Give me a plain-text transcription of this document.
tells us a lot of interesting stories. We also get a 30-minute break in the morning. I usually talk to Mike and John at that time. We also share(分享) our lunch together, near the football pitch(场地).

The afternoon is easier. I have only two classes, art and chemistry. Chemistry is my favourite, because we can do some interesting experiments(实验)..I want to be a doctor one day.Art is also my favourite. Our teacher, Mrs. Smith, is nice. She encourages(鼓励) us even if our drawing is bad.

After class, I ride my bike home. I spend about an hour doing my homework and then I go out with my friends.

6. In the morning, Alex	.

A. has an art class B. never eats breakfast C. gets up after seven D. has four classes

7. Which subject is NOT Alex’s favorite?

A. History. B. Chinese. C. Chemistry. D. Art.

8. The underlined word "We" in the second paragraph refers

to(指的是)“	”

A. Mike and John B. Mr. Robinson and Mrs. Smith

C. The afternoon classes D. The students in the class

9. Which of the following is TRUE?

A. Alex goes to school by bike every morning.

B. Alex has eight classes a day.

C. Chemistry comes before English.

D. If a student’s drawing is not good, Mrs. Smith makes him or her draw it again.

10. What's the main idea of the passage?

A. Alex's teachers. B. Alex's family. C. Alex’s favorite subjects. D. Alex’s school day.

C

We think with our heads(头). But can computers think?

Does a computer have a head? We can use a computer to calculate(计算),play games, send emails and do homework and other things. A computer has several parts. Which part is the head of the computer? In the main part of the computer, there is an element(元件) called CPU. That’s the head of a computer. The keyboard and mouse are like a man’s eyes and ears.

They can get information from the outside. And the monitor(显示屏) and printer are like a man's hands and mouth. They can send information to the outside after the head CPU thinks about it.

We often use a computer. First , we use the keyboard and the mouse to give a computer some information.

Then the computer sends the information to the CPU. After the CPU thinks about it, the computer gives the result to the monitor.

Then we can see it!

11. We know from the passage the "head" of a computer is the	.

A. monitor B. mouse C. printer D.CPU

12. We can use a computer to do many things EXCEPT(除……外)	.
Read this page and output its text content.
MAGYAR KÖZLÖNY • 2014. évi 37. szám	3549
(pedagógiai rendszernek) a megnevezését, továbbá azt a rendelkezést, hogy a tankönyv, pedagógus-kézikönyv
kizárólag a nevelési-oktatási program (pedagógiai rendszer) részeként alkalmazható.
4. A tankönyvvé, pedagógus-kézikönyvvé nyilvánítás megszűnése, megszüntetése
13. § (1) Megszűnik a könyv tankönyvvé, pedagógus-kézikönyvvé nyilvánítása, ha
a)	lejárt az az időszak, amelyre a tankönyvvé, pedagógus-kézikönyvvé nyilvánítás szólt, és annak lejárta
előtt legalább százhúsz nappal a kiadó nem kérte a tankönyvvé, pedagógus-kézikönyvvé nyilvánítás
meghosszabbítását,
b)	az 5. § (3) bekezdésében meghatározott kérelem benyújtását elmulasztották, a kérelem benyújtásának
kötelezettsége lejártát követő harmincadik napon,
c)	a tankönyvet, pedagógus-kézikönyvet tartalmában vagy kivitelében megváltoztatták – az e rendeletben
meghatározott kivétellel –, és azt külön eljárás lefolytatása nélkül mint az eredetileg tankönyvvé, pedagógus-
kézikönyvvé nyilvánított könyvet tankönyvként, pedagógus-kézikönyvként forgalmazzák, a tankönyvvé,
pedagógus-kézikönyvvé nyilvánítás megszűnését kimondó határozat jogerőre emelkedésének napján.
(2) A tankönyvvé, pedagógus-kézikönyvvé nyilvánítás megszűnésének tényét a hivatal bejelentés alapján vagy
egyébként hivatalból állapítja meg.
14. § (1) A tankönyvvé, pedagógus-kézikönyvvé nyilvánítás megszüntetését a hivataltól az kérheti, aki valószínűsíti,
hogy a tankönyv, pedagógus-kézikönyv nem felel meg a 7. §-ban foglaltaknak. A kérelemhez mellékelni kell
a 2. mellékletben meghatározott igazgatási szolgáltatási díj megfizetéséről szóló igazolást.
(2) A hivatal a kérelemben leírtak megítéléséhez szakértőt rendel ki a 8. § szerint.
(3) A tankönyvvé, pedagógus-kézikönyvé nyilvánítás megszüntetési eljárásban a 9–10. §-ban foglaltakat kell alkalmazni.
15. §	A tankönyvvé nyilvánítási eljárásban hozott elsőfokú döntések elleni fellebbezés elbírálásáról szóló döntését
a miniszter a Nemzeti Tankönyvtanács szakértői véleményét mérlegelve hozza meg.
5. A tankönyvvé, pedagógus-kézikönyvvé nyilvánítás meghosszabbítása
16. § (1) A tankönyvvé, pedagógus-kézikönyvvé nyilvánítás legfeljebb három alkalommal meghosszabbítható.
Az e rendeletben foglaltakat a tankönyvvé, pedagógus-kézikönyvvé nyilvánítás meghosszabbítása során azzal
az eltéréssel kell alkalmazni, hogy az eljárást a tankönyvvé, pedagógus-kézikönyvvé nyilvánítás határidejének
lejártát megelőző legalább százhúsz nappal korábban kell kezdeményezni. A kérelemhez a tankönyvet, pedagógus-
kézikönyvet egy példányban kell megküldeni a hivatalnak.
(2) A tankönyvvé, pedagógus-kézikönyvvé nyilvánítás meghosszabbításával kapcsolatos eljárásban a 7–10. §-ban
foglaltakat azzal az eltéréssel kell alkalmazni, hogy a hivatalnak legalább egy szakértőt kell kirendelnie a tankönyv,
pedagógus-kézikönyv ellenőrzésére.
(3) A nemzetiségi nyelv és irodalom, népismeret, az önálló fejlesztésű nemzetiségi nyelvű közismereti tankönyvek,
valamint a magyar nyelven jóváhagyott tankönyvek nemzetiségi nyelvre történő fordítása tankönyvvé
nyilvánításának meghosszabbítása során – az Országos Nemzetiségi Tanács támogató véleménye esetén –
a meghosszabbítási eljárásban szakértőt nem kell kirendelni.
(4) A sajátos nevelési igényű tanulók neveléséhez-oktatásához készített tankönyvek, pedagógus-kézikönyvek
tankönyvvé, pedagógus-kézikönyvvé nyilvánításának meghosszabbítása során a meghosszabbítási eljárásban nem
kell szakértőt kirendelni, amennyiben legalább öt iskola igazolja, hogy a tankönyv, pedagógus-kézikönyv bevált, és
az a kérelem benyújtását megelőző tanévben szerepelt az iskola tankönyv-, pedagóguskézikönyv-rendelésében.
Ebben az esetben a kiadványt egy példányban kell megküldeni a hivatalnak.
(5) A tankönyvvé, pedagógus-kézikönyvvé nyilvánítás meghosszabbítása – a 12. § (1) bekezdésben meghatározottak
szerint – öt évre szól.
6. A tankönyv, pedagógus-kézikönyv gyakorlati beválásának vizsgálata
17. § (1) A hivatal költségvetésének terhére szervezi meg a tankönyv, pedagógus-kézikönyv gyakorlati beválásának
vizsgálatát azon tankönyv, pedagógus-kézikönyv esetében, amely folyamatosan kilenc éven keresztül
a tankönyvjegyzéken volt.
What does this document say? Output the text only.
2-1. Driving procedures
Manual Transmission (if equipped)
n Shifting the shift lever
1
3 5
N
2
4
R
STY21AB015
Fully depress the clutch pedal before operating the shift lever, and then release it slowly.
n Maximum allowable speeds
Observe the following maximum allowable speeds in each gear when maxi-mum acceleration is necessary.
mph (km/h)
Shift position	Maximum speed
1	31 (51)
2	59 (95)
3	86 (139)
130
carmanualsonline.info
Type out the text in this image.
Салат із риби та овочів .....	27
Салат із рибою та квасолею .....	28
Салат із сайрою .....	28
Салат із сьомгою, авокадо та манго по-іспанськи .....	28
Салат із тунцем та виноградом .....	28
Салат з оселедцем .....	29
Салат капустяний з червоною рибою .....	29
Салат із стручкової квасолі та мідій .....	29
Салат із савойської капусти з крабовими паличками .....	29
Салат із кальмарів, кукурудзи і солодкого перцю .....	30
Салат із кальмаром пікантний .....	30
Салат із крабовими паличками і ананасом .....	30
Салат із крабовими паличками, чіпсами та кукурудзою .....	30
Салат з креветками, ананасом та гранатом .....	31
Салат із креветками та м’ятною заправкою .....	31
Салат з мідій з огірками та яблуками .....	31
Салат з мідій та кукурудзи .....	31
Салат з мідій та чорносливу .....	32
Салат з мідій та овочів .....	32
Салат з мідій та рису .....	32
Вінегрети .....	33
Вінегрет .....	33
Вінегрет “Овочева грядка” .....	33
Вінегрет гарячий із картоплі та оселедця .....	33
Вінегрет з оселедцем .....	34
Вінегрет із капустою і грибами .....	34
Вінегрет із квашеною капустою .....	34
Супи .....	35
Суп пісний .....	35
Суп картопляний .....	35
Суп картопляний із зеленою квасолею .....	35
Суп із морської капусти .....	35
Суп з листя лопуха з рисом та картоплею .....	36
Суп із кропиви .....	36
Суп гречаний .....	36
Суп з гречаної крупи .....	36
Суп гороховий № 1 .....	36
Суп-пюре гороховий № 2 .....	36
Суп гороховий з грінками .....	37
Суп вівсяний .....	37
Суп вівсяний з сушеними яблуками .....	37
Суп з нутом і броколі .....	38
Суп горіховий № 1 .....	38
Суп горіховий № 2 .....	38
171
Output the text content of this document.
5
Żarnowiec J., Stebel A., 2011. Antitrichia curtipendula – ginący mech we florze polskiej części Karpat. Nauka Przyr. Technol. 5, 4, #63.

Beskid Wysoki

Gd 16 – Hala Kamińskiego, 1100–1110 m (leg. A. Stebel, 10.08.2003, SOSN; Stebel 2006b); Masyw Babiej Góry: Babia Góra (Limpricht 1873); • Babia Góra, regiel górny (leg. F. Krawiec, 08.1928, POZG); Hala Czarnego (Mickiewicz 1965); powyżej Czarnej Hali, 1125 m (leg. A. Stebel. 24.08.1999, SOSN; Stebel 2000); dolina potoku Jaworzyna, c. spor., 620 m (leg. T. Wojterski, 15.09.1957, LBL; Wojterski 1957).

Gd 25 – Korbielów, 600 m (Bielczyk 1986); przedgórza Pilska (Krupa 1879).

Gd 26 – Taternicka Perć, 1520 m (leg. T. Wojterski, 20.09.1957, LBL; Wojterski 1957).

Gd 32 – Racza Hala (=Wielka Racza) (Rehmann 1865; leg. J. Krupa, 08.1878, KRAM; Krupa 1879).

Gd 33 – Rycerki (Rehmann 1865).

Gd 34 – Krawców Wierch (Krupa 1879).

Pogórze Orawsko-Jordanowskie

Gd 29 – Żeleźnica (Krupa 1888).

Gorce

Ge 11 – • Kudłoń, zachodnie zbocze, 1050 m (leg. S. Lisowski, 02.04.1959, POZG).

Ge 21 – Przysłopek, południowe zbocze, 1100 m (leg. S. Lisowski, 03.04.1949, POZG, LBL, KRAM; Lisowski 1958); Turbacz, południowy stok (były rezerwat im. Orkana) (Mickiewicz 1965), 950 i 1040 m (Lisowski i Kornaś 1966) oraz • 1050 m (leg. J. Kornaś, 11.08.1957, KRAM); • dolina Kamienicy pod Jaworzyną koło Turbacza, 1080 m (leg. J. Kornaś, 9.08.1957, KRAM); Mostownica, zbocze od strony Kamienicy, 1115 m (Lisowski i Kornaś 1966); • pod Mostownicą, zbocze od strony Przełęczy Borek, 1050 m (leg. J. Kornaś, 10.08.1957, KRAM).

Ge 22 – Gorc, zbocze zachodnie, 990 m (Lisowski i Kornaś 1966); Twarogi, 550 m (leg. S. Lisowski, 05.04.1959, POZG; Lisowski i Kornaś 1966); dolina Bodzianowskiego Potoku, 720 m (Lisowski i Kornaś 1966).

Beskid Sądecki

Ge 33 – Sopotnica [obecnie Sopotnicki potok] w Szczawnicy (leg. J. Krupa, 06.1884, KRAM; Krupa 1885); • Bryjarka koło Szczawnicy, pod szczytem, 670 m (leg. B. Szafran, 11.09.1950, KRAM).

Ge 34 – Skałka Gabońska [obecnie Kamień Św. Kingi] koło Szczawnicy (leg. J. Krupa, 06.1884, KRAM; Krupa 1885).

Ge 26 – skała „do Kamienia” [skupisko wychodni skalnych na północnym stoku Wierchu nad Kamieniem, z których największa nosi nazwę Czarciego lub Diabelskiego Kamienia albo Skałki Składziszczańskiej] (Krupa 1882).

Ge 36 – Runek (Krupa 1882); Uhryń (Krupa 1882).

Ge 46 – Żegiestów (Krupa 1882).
|---|
* DIRECTIVE:
Filter the data for the string "eltéréssel" and copy every line that has it.

* THE SOLUTION:
az eltéréssel kell alkalmazni, hogy az eljárást a tankönyvvé, pedagógus-kézikönyvvé nyilvánítás határidejének
foglaltakat azzal az eltéréssel kell alkalmazni, hogy a hivatalnak legalább egy szakértőt kell kirendelnie a tankönyv,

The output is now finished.